Task requirements:
Pull every line of the entries that has the word "Licata".

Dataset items
━━━━━━━━━━
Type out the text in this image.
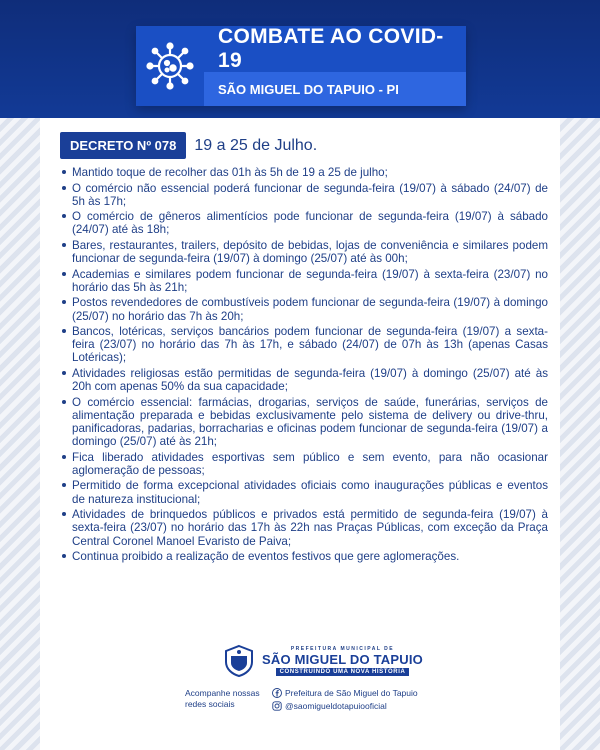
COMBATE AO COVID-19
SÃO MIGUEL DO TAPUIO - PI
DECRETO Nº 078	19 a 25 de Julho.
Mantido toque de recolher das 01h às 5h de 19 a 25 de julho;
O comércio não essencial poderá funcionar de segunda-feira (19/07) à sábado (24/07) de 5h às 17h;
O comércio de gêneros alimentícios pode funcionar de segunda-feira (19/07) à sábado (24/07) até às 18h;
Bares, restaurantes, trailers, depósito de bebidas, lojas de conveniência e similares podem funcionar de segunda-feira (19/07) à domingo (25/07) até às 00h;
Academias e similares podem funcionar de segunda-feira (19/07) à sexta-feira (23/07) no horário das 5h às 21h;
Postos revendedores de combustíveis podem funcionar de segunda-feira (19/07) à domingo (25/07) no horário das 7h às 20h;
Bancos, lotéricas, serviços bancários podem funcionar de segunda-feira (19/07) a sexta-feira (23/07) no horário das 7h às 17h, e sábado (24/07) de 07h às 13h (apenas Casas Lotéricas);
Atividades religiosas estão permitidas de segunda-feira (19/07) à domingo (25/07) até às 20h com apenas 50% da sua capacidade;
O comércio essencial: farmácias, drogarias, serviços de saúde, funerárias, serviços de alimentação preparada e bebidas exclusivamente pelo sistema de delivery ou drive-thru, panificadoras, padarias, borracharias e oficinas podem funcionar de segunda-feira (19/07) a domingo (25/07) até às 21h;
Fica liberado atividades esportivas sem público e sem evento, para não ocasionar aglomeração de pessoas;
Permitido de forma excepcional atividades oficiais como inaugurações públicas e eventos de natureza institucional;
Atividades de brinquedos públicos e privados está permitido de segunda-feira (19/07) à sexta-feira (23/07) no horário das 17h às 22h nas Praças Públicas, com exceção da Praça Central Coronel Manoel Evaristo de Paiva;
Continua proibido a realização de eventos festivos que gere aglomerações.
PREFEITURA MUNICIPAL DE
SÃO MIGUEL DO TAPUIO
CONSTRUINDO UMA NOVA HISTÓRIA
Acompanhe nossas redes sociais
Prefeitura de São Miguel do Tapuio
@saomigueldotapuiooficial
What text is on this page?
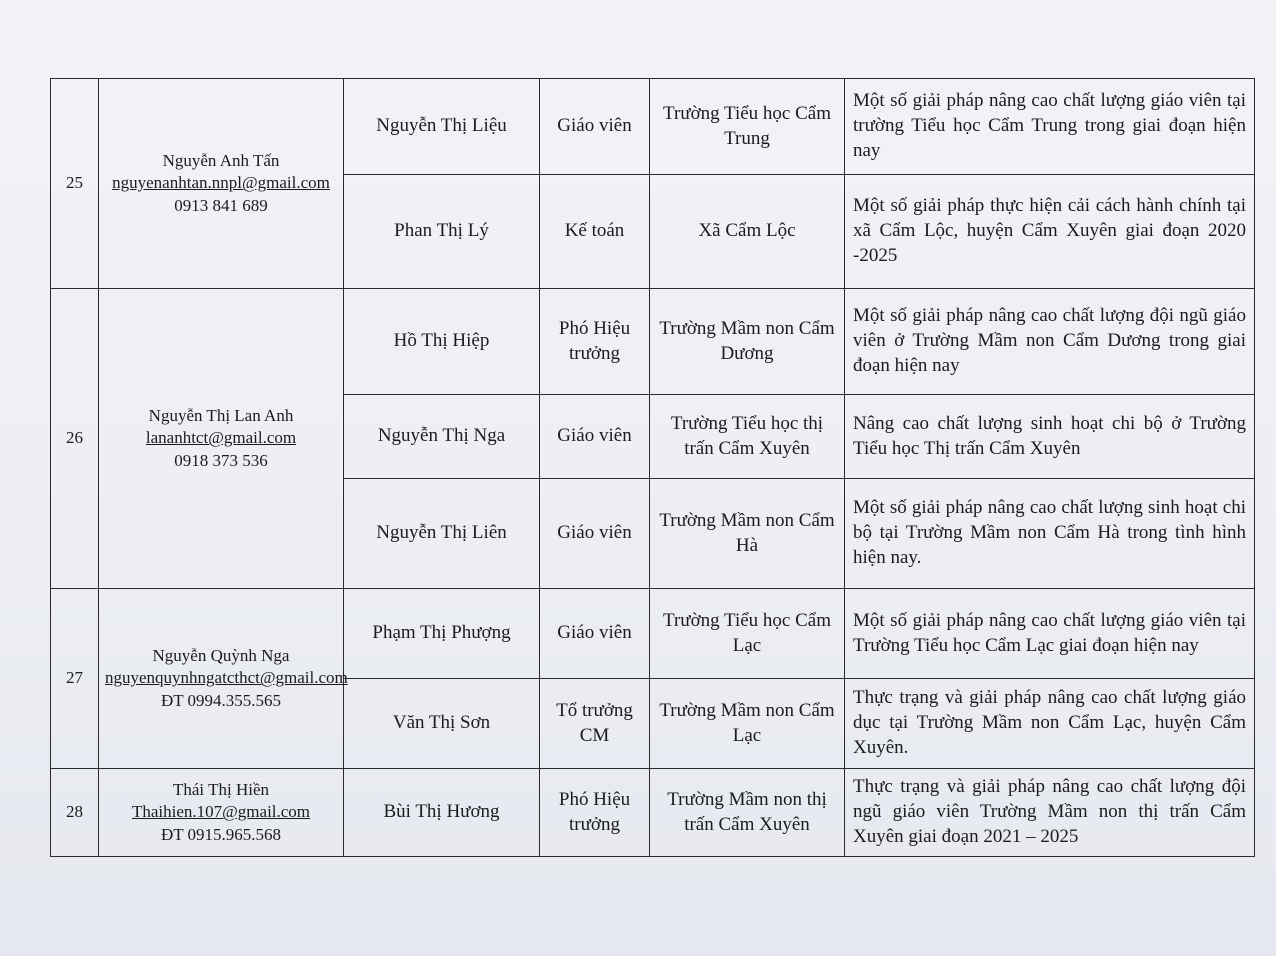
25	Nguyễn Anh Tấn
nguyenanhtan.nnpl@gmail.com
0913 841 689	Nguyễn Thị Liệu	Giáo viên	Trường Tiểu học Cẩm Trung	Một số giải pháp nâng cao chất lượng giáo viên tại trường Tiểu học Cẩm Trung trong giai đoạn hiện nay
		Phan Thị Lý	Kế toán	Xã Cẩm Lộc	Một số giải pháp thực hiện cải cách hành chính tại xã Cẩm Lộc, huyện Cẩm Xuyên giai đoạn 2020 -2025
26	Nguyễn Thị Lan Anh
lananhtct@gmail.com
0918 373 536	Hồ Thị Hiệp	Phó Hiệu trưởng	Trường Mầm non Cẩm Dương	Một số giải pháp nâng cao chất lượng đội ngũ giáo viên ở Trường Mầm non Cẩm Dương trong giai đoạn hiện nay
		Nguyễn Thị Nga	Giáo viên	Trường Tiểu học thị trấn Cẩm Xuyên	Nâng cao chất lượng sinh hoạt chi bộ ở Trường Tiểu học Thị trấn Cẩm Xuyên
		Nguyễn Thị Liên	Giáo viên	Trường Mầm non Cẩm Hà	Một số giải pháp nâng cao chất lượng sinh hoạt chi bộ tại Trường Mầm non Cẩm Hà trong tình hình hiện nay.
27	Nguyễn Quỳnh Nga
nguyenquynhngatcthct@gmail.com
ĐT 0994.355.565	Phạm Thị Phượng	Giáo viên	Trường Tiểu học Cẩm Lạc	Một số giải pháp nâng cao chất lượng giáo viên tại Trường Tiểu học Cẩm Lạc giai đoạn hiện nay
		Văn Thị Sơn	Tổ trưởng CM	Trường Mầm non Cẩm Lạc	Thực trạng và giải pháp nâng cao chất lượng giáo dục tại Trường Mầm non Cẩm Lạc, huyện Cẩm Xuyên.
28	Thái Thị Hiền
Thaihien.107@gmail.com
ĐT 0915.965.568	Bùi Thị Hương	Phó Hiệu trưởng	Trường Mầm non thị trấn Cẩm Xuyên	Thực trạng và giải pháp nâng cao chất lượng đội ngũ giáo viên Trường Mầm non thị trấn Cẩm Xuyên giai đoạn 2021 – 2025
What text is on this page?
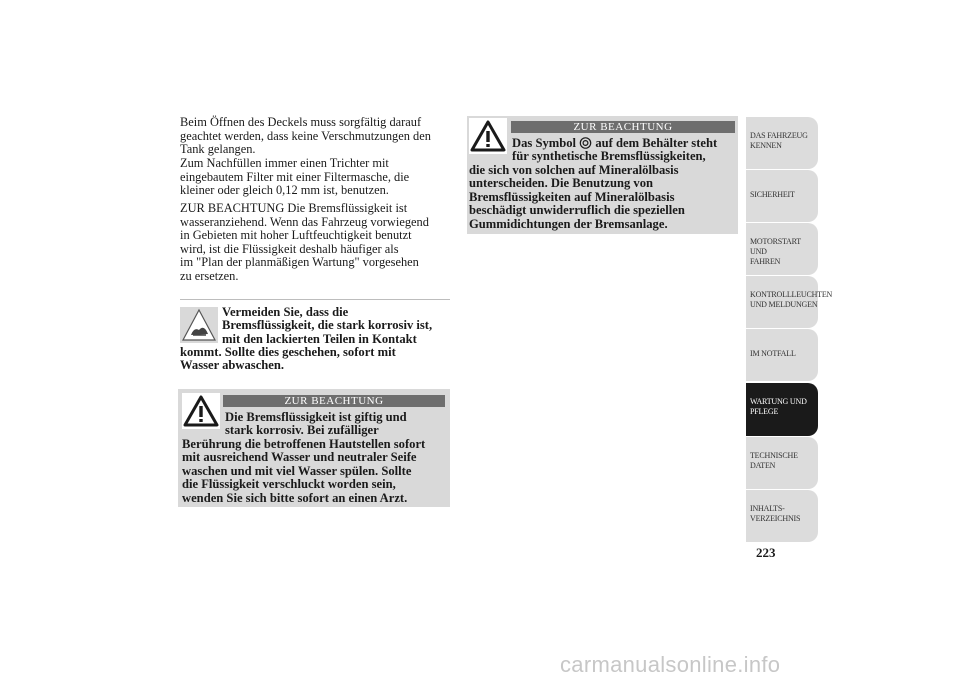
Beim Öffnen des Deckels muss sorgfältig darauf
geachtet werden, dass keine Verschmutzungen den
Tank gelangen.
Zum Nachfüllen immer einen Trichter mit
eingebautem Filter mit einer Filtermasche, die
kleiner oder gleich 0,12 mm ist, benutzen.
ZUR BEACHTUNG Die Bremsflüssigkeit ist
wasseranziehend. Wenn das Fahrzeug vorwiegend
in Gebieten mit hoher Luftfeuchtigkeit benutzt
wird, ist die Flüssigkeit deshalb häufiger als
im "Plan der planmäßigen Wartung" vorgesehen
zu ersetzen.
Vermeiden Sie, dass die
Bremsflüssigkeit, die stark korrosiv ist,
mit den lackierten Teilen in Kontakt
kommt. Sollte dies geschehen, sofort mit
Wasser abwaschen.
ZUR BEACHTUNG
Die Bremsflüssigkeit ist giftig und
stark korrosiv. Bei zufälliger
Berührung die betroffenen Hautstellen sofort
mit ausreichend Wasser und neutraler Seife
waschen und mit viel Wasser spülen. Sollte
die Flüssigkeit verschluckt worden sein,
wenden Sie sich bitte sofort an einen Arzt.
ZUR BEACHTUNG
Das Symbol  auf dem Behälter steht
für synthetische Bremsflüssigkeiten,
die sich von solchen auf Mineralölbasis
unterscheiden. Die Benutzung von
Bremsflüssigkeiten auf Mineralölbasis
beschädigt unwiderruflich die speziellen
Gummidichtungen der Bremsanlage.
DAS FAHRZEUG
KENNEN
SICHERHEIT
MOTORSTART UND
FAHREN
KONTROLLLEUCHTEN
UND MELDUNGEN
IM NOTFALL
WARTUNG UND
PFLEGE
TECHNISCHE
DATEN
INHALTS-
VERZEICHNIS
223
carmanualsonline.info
━━━━━━━━━━
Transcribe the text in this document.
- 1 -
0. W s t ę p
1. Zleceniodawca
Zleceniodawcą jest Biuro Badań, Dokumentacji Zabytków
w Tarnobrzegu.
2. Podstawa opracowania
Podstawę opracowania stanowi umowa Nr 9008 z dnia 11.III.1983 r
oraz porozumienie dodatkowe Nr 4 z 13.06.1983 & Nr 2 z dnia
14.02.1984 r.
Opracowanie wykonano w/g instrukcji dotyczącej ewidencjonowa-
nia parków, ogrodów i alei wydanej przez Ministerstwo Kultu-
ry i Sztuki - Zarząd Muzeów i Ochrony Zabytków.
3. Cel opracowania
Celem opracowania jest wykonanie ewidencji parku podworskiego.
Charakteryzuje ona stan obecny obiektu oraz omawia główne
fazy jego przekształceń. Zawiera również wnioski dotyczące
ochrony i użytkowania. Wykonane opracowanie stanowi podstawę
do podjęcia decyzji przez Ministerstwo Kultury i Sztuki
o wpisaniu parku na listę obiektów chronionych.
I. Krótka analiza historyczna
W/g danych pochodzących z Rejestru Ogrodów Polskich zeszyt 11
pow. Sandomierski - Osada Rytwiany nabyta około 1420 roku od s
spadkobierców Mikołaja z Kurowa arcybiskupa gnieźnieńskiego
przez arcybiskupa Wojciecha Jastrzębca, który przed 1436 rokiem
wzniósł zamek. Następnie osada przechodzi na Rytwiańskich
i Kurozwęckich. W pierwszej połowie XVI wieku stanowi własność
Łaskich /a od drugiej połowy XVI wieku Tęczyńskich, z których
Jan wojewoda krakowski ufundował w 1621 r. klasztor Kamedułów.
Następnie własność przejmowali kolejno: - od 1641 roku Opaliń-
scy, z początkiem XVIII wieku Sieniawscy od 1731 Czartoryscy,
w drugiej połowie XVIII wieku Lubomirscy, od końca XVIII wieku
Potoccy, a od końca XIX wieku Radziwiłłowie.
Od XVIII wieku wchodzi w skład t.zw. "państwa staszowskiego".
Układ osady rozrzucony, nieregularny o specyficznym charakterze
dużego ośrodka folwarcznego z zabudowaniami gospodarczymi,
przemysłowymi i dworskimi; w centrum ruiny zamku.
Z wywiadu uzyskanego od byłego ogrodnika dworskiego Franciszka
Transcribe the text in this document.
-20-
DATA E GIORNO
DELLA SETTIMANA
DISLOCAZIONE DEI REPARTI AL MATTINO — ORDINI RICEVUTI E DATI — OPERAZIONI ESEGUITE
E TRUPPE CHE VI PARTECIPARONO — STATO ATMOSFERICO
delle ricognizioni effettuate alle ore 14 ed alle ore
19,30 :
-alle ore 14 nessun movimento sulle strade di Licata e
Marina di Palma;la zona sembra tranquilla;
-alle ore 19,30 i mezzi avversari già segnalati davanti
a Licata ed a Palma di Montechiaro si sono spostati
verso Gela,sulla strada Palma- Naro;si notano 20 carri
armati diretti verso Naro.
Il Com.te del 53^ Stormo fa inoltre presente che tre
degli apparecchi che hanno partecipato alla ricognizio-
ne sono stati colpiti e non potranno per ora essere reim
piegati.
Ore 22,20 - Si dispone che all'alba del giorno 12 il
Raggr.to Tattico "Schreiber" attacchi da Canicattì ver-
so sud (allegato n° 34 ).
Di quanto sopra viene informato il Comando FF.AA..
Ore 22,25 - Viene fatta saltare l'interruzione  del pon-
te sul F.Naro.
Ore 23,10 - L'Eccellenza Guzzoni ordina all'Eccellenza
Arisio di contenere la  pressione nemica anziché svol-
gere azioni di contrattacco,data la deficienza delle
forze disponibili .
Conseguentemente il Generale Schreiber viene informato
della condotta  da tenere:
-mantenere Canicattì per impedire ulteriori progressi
━━━━━━━━━━
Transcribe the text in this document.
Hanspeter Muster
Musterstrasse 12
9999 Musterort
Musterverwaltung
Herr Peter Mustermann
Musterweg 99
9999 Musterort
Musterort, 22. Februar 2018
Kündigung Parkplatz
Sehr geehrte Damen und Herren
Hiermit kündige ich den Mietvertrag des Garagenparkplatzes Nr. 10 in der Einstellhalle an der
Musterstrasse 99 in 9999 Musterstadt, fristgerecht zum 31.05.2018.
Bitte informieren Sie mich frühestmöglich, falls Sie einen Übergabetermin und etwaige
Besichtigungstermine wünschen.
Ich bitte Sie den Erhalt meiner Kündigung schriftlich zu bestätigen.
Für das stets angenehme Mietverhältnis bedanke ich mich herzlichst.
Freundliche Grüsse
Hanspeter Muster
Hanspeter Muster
━━━━━━━━━━
Written solution:
-alle ore 14 nessun movimento sulle strade di Licata e
a Licata ed a Palma di Montechiaro si sono spostati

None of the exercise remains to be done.